- **Set exercise**:
Copy each line with the word "volume" in it.

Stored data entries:
--- begin ---

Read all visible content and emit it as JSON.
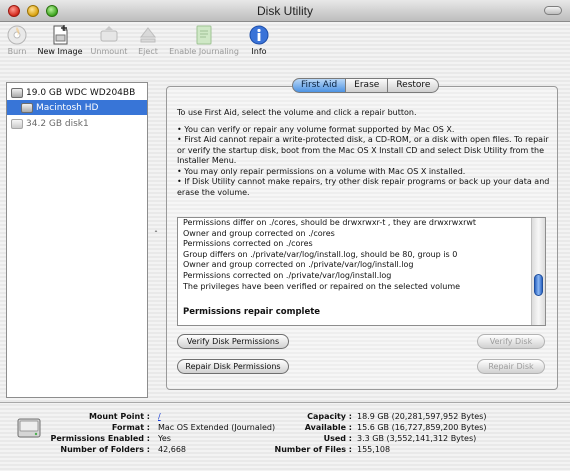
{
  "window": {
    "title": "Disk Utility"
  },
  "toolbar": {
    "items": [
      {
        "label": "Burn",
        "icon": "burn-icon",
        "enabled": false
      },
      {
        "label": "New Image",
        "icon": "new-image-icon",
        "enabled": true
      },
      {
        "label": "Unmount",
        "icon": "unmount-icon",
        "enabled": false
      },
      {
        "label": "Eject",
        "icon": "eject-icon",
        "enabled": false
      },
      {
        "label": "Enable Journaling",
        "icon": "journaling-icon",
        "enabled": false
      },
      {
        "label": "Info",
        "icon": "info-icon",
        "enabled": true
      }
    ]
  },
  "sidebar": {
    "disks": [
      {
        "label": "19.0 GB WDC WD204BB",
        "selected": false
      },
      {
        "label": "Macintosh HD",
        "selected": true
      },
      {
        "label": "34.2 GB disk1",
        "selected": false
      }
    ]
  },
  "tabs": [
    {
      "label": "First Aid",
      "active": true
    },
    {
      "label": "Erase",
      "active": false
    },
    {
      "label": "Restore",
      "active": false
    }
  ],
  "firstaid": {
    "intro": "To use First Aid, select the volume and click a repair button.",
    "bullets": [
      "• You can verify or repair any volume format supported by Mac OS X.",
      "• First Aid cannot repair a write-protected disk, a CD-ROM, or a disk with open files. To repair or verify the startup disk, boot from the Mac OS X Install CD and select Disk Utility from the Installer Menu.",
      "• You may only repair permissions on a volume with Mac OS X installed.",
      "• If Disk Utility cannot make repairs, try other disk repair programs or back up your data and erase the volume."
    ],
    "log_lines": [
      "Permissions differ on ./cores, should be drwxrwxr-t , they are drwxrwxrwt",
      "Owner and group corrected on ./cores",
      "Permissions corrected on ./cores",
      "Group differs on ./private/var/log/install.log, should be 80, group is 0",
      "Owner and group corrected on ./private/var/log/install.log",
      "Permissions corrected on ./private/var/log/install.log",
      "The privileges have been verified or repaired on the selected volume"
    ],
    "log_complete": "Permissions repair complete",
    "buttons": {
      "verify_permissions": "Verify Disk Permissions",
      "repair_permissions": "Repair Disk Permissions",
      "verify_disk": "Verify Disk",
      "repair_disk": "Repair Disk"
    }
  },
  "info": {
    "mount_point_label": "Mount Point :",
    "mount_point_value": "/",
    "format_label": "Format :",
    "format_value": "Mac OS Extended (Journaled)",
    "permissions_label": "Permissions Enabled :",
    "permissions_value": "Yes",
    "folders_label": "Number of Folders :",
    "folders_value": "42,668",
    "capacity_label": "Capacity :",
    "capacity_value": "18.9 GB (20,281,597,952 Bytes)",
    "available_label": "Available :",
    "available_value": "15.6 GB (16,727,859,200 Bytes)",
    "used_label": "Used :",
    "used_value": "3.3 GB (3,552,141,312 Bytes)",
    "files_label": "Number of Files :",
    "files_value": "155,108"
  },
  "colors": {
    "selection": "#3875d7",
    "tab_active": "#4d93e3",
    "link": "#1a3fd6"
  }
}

--- end ---
--- begin ---

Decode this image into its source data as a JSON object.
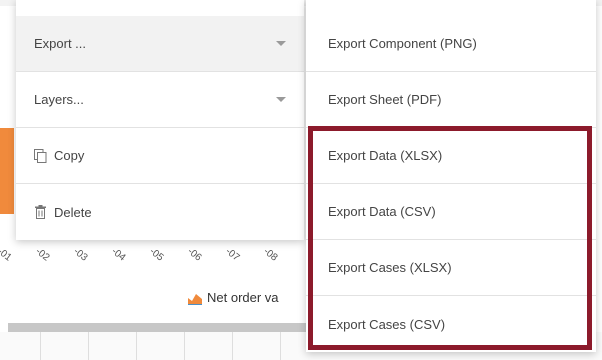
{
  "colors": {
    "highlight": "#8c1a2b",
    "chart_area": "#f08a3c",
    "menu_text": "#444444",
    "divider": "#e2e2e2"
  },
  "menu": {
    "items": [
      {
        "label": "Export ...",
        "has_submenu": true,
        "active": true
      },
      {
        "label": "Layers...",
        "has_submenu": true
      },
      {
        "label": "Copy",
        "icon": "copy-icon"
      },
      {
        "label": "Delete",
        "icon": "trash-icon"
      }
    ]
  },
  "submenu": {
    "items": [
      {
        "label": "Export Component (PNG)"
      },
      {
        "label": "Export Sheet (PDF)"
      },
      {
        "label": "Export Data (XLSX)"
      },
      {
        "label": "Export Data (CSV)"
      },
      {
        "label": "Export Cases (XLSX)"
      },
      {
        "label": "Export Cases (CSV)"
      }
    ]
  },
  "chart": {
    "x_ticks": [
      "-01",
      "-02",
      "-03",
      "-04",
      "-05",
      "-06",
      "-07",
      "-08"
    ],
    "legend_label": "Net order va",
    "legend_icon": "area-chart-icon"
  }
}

--- end ---
--- begin ---

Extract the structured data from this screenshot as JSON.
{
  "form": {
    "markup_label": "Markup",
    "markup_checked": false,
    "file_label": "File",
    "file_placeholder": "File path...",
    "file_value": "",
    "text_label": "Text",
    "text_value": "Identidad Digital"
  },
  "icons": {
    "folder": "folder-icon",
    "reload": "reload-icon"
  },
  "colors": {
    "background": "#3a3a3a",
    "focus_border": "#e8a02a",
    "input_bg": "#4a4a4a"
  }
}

--- end ---

- **Answer for the task**:
    "intro": "To use First Aid, select the volume and click a repair button.",
      "• You can verify or repair any volume format supported by Mac OS X.",
      "• You may only repair permissions on a volume with Mac OS X installed.",
      "• If Disk Utility cannot make repairs, try other disk repair programs or back up your data and erase the volume."
      "The privileges have been verified or repaired on the selected volume"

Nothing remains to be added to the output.